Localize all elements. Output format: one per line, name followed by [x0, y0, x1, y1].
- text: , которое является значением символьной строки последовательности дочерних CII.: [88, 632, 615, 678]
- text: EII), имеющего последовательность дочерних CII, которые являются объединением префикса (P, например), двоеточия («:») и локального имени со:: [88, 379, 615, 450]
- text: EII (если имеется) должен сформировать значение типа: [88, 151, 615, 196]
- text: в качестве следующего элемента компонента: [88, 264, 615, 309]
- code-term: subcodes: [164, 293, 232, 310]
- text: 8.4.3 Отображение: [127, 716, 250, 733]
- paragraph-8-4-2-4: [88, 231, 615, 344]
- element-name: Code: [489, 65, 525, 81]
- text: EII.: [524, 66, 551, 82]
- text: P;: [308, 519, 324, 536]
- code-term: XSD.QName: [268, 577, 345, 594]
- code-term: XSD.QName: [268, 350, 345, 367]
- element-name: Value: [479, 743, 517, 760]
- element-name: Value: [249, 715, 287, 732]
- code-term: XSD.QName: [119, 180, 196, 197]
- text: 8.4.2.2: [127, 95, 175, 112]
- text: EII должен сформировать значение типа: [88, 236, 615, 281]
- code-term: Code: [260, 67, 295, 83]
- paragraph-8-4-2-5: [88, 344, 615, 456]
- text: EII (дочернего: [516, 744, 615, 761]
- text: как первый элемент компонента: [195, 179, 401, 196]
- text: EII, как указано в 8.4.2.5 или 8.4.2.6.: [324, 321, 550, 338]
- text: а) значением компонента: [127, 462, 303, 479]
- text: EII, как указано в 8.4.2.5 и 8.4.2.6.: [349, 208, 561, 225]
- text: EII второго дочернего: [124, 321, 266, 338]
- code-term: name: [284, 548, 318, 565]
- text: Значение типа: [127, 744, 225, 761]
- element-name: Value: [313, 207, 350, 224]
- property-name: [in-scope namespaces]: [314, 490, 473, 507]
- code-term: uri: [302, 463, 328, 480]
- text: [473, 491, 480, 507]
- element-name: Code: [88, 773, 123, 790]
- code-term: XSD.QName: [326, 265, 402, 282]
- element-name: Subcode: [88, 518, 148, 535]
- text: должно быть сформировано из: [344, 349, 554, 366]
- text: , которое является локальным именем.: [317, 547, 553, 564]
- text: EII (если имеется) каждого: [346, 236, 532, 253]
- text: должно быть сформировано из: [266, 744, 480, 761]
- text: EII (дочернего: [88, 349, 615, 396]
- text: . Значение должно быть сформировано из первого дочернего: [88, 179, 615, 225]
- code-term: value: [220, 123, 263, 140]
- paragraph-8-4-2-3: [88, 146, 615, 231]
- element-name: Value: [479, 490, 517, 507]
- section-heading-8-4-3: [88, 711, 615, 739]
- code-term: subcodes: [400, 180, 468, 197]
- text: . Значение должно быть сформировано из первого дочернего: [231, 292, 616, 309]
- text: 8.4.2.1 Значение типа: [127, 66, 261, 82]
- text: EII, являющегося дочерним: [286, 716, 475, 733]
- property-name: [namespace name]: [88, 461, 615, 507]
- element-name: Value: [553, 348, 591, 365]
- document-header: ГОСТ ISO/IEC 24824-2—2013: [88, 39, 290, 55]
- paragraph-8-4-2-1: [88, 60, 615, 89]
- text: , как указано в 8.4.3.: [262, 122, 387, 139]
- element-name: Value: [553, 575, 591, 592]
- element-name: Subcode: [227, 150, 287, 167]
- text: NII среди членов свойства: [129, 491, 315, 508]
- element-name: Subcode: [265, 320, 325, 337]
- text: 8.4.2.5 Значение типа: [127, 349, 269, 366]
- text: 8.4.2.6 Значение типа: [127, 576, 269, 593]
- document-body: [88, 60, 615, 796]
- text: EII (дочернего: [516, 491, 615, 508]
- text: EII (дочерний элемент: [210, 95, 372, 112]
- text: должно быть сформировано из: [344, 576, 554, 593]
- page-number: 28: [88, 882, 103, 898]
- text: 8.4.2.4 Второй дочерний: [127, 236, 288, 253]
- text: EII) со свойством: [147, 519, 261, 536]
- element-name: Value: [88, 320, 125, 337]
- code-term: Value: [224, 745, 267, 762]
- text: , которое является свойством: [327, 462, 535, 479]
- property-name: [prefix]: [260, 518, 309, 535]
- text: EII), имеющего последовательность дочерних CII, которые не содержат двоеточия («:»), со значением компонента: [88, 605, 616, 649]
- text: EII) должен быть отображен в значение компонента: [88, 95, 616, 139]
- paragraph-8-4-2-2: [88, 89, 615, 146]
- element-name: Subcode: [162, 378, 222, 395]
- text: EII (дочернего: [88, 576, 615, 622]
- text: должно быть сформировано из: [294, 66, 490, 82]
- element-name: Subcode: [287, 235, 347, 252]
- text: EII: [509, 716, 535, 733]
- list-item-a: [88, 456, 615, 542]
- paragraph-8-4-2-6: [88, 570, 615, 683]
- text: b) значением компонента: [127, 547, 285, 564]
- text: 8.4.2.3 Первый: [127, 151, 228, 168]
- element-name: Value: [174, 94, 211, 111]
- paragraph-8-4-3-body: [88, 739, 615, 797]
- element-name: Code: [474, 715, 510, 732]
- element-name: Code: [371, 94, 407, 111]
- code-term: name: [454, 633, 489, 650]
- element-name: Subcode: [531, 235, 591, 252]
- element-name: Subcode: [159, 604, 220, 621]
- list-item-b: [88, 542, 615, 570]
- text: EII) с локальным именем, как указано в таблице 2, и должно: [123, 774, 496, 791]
· · ·
[Given exercise]:
Reproduce every entry above line for line, without changing a single character.

[Response for this exercise]:
Localize all elements. Output format: one per line, name followed by [x0, y0, x1, y1].
- text: , которое является значением символьной строки последовательности дочерних CII.: [88, 632, 615, 678]
- text: EII), имеющего последовательность дочерних CII, которые являются объединением префикса (P, например), двоеточия («:») и локального имени со:: [88, 379, 615, 450]
- text: EII (если имеется) должен сформировать значение типа: [88, 151, 615, 196]
- text: в качестве следующего элемента компонента: [88, 264, 615, 309]
- code-term: subcodes: [164, 293, 232, 310]
- text: 8.4.3 Отображение: [127, 716, 250, 733]
- paragraph-8-4-2-4: [88, 231, 615, 344]
- element-name: Code: [489, 65, 525, 81]
- text: EII.: [524, 66, 551, 82]
- text: P;: [308, 519, 324, 536]
- code-term: XSD.QName: [268, 577, 345, 594]
- code-term: XSD.QName: [268, 350, 345, 367]
- element-name: Value: [479, 743, 517, 760]
- element-name: Value: [249, 715, 287, 732]
- code-term: XSD.QName: [119, 180, 196, 197]
- text: 8.4.2.2: [127, 95, 175, 112]
- text: EII должен сформировать значение типа: [88, 236, 615, 281]
- code-term: Code: [260, 67, 295, 83]
- paragraph-8-4-2-5: [88, 344, 615, 456]
- text: EII (дочернего: [516, 744, 615, 761]
- text: как первый элемент компонента: [195, 179, 401, 196]
- text: EII, как указано в 8.4.2.5 или 8.4.2.6.: [324, 321, 550, 338]
- text: а) значением компонента: [127, 462, 303, 479]
- text: EII, как указано в 8.4.2.5 и 8.4.2.6.: [349, 208, 561, 225]
- text: EII второго дочернего: [124, 321, 266, 338]
- code-term: name: [284, 548, 318, 565]
- text: Значение типа: [127, 744, 225, 761]
- element-name: Value: [313, 207, 350, 224]
- property-name: [in-scope namespaces]: [314, 490, 473, 507]
- code-term: uri: [302, 463, 328, 480]
- text: [473, 491, 480, 507]
- element-name: Code: [88, 773, 123, 790]
- code-term: XSD.QName: [326, 265, 402, 282]
- element-name: Subcode: [88, 518, 148, 535]
- text: должно быть сформировано из: [344, 349, 554, 366]
- text: , которое является локальным именем.: [317, 547, 553, 564]
- text: EII (если имеется) каждого: [346, 236, 532, 253]
- text: должно быть сформировано из: [266, 744, 480, 761]
- text: EII (дочернего: [88, 349, 615, 396]
- text: . Значение должно быть сформировано из первого дочернего: [88, 179, 615, 225]
- code-term: value: [220, 123, 263, 140]
- paragraph-8-4-2-3: [88, 146, 615, 231]
- element-name: Value: [479, 490, 517, 507]
- section-heading-8-4-3: [88, 711, 615, 739]
- code-term: subcodes: [400, 180, 468, 197]
- text: . Значение должно быть сформировано из первого дочернего: [231, 292, 616, 309]
- text: 8.4.2.1 Значение типа: [127, 66, 261, 82]
- text: EII, являющегося дочерним: [286, 716, 475, 733]
- property-name: [namespace name]: [88, 461, 615, 507]
- element-name: Value: [553, 348, 591, 365]
- document-header: ГОСТ ISO/IEC 24824-2—2013: [88, 39, 290, 55]
- paragraph-8-4-2-1: [88, 60, 615, 89]
- text: , как указано в 8.4.3.: [262, 122, 387, 139]
- element-name: Value: [553, 575, 591, 592]
- element-name: Subcode: [227, 150, 287, 167]
- text: NII среди членов свойства: [129, 491, 315, 508]
- element-name: Subcode: [265, 320, 325, 337]
- text: 8.4.2.5 Значение типа: [127, 349, 269, 366]
- text: 8.4.2.6 Значение типа: [127, 576, 269, 593]
- document-body: [88, 60, 615, 796]
- text: EII (дочернего: [516, 491, 615, 508]
- text: EII (дочерний элемент: [210, 95, 372, 112]
- text: должно быть сформировано из: [344, 576, 554, 593]
- page-number: 28: [88, 882, 103, 898]
- text: 8.4.2.4 Второй дочерний: [127, 236, 288, 253]
- text: EII) со свойством: [147, 519, 261, 536]
- element-name: Value: [88, 320, 125, 337]
- code-term: Value: [224, 745, 267, 762]
- text: , которое является свойством: [327, 462, 535, 479]
- property-name: [prefix]: [260, 518, 309, 535]
- text: EII), имеющего последовательность дочерних CII, которые не содержат двоеточия («:»), со значением компонента: [88, 605, 616, 649]
- text: EII) должен быть отображен в значение компонента: [88, 95, 616, 139]
- paragraph-8-4-2-2: [88, 89, 615, 146]
- element-name: Subcode: [162, 378, 222, 395]
- text: EII (дочернего: [88, 576, 615, 622]
- text: должно быть сформировано из: [294, 66, 490, 82]
- element-name: Subcode: [287, 235, 347, 252]
- text: EII: [509, 716, 535, 733]
- list-item-a: [88, 456, 615, 542]
- paragraph-8-4-2-6: [88, 570, 615, 683]
- text: b) значением компонента: [127, 547, 285, 564]
- text: 8.4.2.3 Первый: [127, 151, 228, 168]
- element-name: Value: [174, 94, 211, 111]
- paragraph-8-4-3-body: [88, 739, 615, 797]
- element-name: Code: [474, 715, 510, 732]
- element-name: Code: [371, 94, 407, 111]
- code-term: name: [454, 633, 489, 650]
- element-name: Subcode: [531, 235, 591, 252]
- element-name: Subcode: [159, 604, 220, 621]
- list-item-b: [88, 542, 615, 570]
- text: EII) с локальным именем, как указано в таблице 2, и должно: [123, 774, 496, 791]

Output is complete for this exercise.